AVAILABLE DATA

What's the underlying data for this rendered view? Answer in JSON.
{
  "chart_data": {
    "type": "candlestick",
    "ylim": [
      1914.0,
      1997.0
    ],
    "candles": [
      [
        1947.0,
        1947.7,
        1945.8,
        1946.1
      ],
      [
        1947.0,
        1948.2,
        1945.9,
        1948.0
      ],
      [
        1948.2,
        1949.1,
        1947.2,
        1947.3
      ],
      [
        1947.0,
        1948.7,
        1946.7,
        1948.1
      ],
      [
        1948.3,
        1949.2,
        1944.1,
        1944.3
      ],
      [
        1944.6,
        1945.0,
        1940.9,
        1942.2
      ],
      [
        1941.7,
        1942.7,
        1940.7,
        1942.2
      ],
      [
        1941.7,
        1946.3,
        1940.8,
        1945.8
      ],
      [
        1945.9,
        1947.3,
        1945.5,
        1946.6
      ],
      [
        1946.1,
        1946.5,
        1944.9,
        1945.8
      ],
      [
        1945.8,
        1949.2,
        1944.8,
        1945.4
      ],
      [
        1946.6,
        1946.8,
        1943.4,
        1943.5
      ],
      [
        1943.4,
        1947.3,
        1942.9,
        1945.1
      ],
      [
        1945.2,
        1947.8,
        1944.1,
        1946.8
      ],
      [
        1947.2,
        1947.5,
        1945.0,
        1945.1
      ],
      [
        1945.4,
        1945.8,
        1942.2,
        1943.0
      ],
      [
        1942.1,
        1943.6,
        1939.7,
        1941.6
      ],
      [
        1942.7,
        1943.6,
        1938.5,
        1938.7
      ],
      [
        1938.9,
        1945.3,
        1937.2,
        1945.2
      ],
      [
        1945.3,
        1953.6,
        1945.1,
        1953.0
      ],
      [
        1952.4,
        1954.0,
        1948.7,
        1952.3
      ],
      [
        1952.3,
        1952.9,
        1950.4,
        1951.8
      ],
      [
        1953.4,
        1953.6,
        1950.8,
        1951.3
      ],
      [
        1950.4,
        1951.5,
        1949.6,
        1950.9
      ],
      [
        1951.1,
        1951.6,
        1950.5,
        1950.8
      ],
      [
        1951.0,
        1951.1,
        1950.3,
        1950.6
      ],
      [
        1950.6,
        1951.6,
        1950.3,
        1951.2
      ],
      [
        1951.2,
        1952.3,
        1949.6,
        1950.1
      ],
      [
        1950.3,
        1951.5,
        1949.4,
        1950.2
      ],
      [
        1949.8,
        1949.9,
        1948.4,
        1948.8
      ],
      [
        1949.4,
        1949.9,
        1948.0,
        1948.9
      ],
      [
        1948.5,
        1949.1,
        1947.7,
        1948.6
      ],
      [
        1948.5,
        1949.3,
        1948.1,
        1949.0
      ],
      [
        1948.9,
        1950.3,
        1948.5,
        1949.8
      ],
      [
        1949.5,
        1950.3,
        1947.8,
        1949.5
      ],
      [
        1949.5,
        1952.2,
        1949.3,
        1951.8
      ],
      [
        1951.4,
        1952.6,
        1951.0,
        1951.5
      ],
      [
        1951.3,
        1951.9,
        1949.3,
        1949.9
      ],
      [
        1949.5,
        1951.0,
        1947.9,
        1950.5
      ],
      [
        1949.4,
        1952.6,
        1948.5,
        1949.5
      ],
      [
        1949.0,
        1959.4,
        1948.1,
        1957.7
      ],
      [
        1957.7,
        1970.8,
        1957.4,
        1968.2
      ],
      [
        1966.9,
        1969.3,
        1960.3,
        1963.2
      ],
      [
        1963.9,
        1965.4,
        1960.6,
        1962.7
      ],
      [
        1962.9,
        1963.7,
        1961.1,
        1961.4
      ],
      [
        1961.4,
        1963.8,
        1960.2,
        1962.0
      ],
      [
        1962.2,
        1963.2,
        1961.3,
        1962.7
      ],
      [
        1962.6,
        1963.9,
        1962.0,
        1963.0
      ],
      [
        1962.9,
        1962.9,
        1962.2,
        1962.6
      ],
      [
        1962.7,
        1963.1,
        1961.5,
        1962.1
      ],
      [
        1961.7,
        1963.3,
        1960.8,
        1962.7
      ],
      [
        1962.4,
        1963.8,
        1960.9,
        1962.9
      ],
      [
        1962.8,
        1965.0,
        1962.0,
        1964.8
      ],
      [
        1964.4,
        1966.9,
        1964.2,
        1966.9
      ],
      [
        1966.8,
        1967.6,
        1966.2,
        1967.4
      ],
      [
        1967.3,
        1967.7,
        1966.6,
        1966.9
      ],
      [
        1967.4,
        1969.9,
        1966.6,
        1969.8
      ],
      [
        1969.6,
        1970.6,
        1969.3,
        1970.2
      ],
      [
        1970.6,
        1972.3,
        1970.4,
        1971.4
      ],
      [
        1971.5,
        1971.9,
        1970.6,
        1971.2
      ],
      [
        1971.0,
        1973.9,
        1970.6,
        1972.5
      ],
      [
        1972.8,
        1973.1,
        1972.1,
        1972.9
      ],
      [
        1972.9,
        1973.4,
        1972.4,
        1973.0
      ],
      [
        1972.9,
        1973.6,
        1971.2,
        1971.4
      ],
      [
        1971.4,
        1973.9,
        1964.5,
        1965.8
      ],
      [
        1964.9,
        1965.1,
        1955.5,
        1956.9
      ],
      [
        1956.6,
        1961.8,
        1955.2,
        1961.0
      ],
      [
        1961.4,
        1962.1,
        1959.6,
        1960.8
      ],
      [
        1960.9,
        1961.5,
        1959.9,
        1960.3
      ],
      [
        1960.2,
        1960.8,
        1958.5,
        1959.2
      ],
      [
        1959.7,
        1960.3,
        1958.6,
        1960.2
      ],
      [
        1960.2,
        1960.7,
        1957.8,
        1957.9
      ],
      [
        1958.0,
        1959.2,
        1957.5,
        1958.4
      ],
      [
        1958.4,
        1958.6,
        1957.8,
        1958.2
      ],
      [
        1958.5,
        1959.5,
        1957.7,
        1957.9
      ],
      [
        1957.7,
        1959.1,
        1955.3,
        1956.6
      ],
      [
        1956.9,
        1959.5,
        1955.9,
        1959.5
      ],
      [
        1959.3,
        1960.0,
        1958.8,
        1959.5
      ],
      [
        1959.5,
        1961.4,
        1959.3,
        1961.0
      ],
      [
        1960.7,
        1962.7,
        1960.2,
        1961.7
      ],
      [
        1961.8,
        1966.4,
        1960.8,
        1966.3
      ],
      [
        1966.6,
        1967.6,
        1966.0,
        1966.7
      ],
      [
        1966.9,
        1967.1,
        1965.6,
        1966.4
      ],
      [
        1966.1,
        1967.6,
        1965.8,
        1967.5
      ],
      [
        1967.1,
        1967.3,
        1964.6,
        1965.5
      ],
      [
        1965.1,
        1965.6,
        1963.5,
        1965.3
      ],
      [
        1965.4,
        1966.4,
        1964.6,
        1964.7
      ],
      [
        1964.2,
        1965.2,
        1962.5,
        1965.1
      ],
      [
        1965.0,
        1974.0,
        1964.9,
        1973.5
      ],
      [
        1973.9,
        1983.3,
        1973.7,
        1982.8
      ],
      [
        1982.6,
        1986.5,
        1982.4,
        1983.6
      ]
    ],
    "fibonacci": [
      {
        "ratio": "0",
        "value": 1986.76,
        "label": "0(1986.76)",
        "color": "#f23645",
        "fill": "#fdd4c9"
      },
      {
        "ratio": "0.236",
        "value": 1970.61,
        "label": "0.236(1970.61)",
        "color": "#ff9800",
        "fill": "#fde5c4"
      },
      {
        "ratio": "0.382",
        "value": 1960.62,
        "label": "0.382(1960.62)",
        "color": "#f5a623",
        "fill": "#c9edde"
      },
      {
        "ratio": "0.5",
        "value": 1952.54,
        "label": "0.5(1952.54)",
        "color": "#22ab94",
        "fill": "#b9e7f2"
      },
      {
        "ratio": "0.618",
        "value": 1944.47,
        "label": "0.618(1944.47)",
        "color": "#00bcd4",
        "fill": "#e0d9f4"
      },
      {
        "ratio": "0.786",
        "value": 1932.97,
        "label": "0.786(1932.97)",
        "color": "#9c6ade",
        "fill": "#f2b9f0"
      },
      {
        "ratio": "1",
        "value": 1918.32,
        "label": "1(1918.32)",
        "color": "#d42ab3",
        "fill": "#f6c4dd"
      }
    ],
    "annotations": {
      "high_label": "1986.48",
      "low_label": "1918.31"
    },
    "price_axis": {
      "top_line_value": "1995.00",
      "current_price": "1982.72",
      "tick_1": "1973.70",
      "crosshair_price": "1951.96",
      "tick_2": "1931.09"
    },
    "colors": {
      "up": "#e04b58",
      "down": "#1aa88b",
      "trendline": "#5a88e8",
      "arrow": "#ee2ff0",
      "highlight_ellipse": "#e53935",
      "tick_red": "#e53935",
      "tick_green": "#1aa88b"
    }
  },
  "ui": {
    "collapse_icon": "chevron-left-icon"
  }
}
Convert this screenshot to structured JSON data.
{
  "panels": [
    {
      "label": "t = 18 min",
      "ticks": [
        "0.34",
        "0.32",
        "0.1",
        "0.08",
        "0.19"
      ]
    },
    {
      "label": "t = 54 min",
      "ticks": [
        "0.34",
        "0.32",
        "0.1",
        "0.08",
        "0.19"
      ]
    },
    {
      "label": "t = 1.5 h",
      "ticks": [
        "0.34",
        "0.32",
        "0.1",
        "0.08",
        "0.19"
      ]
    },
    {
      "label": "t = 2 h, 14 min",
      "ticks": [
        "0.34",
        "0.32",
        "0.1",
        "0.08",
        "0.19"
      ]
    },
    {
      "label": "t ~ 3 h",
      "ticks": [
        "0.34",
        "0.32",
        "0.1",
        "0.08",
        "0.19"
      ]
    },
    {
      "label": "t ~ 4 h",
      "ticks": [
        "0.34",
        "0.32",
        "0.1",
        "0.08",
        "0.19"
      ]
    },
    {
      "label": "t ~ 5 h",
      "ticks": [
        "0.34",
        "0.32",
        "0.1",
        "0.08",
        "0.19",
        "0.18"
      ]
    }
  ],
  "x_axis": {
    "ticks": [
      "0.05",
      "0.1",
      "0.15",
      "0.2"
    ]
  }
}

PROBLEM STATEMENT
Copy all lines above containing the string "ratio".

EXERCISE RESPONSE
        "ratio": "0",
        "ratio": "0.236",
        "ratio": "0.382",
        "ratio": "0.5",
        "ratio": "0.618",
        "ratio": "0.786",
        "ratio": "1",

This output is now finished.